Check each line of the records below and collect those holding "Politikası".
::::
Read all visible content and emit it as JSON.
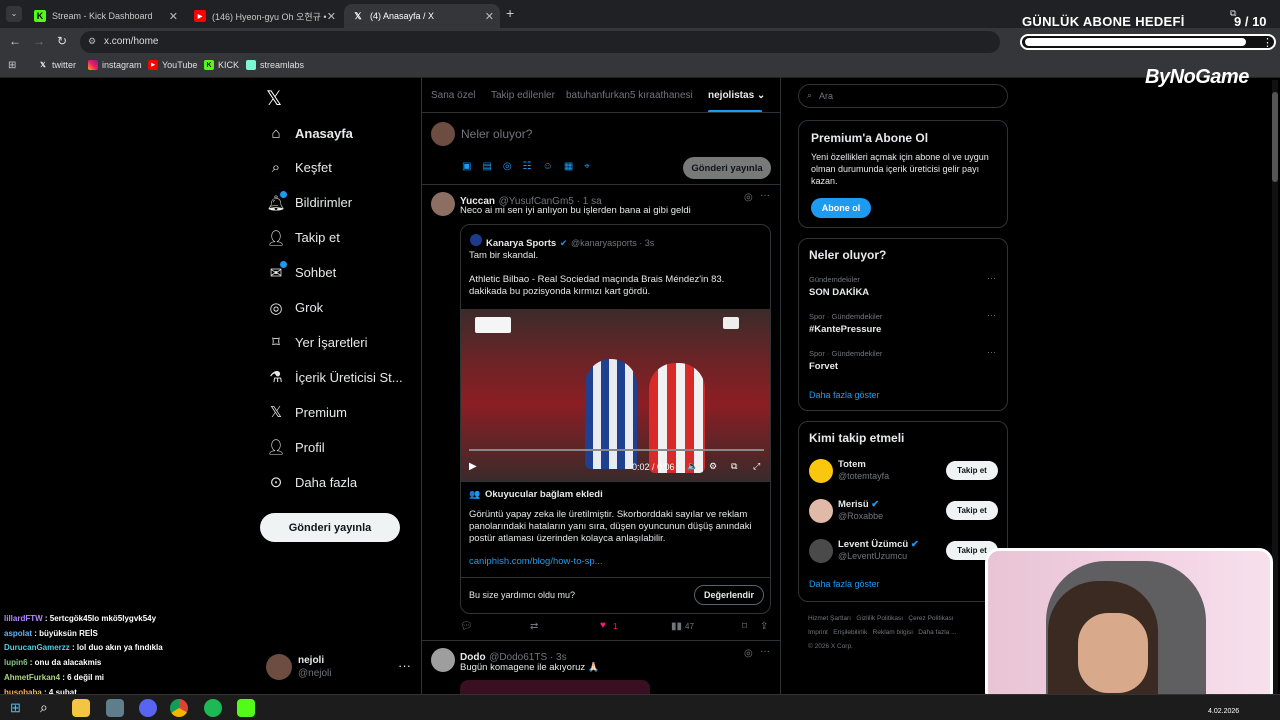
{
  "browser": {
    "tabs": [
      {
        "label": "Stream - Kick Dashboard",
        "icon": "kick-icon"
      },
      {
        "label": "(146) Hyeon-gyu Oh 오현규 •",
        "icon": "youtube-icon"
      },
      {
        "label": "(4) Anasayfa / X",
        "icon": "x-icon"
      }
    ],
    "url": "x.com/home",
    "bookmarks": [
      "twitter",
      "instagram",
      "YouTube",
      "KICK",
      "streamlabs"
    ]
  },
  "overlay": {
    "goal_title": "GÜNLÜK ABONE HEDEFİ",
    "goal_count": "9 / 10",
    "goal_progress": 0.9,
    "sponsor": "ByNoGame"
  },
  "nav": {
    "items": [
      {
        "label": "Anasayfa",
        "icon": "home-icon",
        "bold": true
      },
      {
        "label": "Keşfet",
        "icon": "search-icon"
      },
      {
        "label": "Bildirimler",
        "icon": "bell-icon",
        "badge": true
      },
      {
        "label": "Takip et",
        "icon": "add-user-icon"
      },
      {
        "label": "Sohbet",
        "icon": "mail-icon",
        "badge": true
      },
      {
        "label": "Grok",
        "icon": "grok-icon"
      },
      {
        "label": "Yer İşaretleri",
        "icon": "bookmark-icon"
      },
      {
        "label": "İçerik Üreticisi St...",
        "icon": "flask-icon"
      },
      {
        "label": "Premium",
        "icon": "x-icon"
      },
      {
        "label": "Profil",
        "icon": "person-icon"
      },
      {
        "label": "Daha fazla",
        "icon": "more-circle-icon"
      }
    ],
    "post_button": "Gönderi yayınla",
    "account_name": "nejoli",
    "account_handle": "@nejoli"
  },
  "timeline": {
    "tabs": [
      "Sana özel",
      "Takip edilenler",
      "batuhanfurkan5 kıraathanesi",
      "nejolistas"
    ],
    "composer_placeholder": "Neler oluyor?",
    "composer_button": "Gönderi yayınla",
    "post1": {
      "name": "Yuccan",
      "handle": "@YusufCanGm5 · 1 sa",
      "text": "Neco ai mi sen iyi anlıyon bu işlerden bana ai gibi geldi",
      "quote": {
        "name": "Kanarya Sports",
        "handle": "@kanaryasports · 3s",
        "line1": "Tam bir skandal.",
        "line2": "Athletic Bilbao - Real Sociedad maçında Brais Méndez'in 83. dakikada bu pozisyonda kırmızı kart gördü.",
        "video_time": "0:02 / 0:06"
      },
      "community_note": {
        "title": "Okuyucular bağlam ekledi",
        "text": "Görüntü yapay zeka ile üretilmiştir. Skorborddaki sayılar ve reklam panolarındaki hataların yanı sıra, düşen oyuncunun düşüş anındaki postür atlaması üzerinden kolayca anlaşılabilir.",
        "link": "caniphish.com/blog/how-to-sp...",
        "question": "Bu size yardımcı oldu mu?",
        "rate_button": "Değerlendir"
      },
      "likes": "1",
      "views": "47"
    },
    "post2": {
      "name": "Dodo",
      "handle": "@Dodo61TS · 3s",
      "text": "Bugün komagene ile akıyoruz 🙏🏻"
    }
  },
  "sidebar": {
    "search_placeholder": "Ara",
    "premium": {
      "title": "Premium'a Abone Ol",
      "text": "Yeni özellikleri açmak için abone ol ve uygun olman durumunda içerik üreticisi gelir payı kazan.",
      "button": "Abone ol"
    },
    "trends": {
      "title": "Neler oluyor?",
      "items": [
        {
          "category": "Gündemdekiler",
          "topic": "SON DAKİKA"
        },
        {
          "category": "Spor · Gündemdekiler",
          "topic": "#KantePressure"
        },
        {
          "category": "Spor · Gündemdekiler",
          "topic": "Forvet"
        }
      ],
      "more": "Daha fazla göster"
    },
    "follow": {
      "title": "Kimi takip etmeli",
      "items": [
        {
          "name": "Totem",
          "handle": "@totemtayfa",
          "verified": false
        },
        {
          "name": "Merisü",
          "handle": "@Roxabbe",
          "verified": true
        },
        {
          "name": "Levent Üzümcü",
          "handle": "@LeventUzumcu",
          "verified": true
        }
      ],
      "button": "Takip et",
      "more": "Daha fazla göster"
    },
    "footer": [
      "Hizmet Şartları",
      "Gizlilik Politikası",
      "Çerez Politikası",
      "Imprint",
      "Erişilebilirlik",
      "Reklam bilgisi",
      "Daha fazla ...",
      "© 2026 X Corp."
    ]
  },
  "chat": [
    {
      "user": "lillardFTW",
      "msg": "5ertcgök45lo mkö5lygvk54y",
      "color": "#b388ff"
    },
    {
      "user": "aspolat",
      "msg": "büyüksün REİS",
      "color": "#64b5f6"
    },
    {
      "user": "DurucanGamerzz",
      "msg": "lol duo akın ya fındıkla",
      "color": "#4dd0e1"
    },
    {
      "user": "lupin6",
      "msg": "onu da alacakmis",
      "color": "#81c784"
    },
    {
      "user": "AhmetFurkan4",
      "msg": "6 değil mi",
      "color": "#aed581"
    },
    {
      "user": "husobaba",
      "msg": "4 şubat",
      "color": "#ffb74d"
    }
  ],
  "taskbar": {
    "date": "4.02.2026"
  }
}
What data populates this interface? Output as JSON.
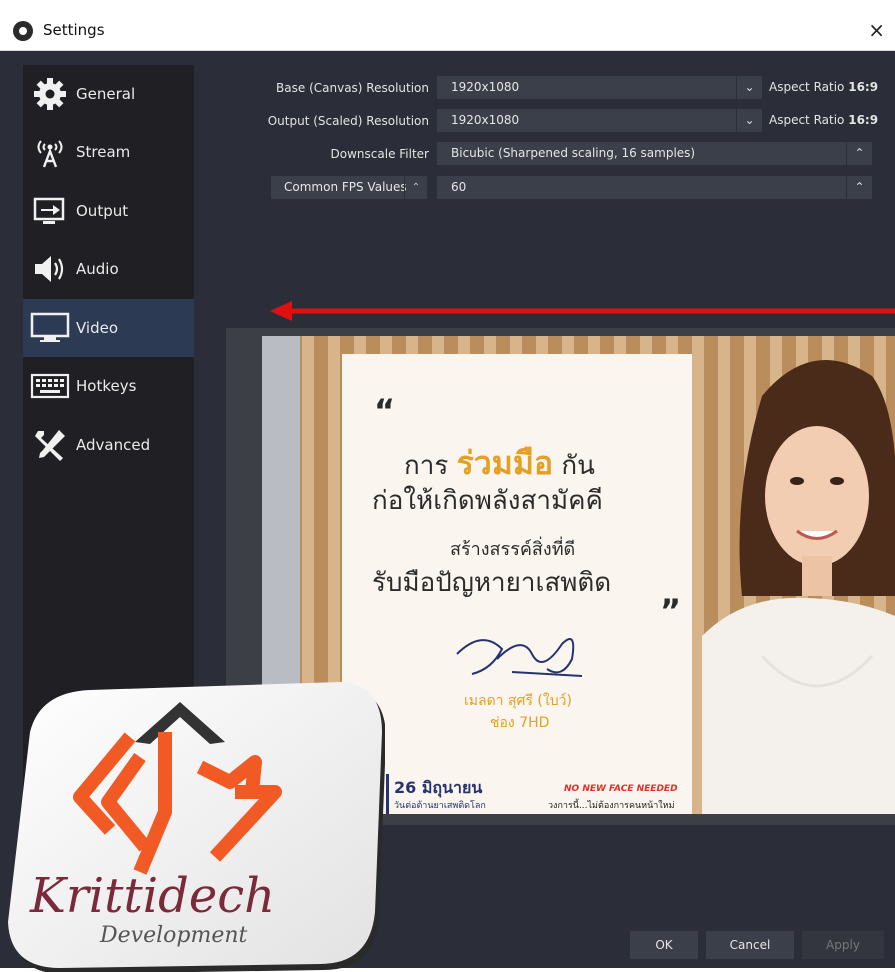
::::
* Answer in full *
      "Gizlilik Politikası",
      "Çerez Politikası",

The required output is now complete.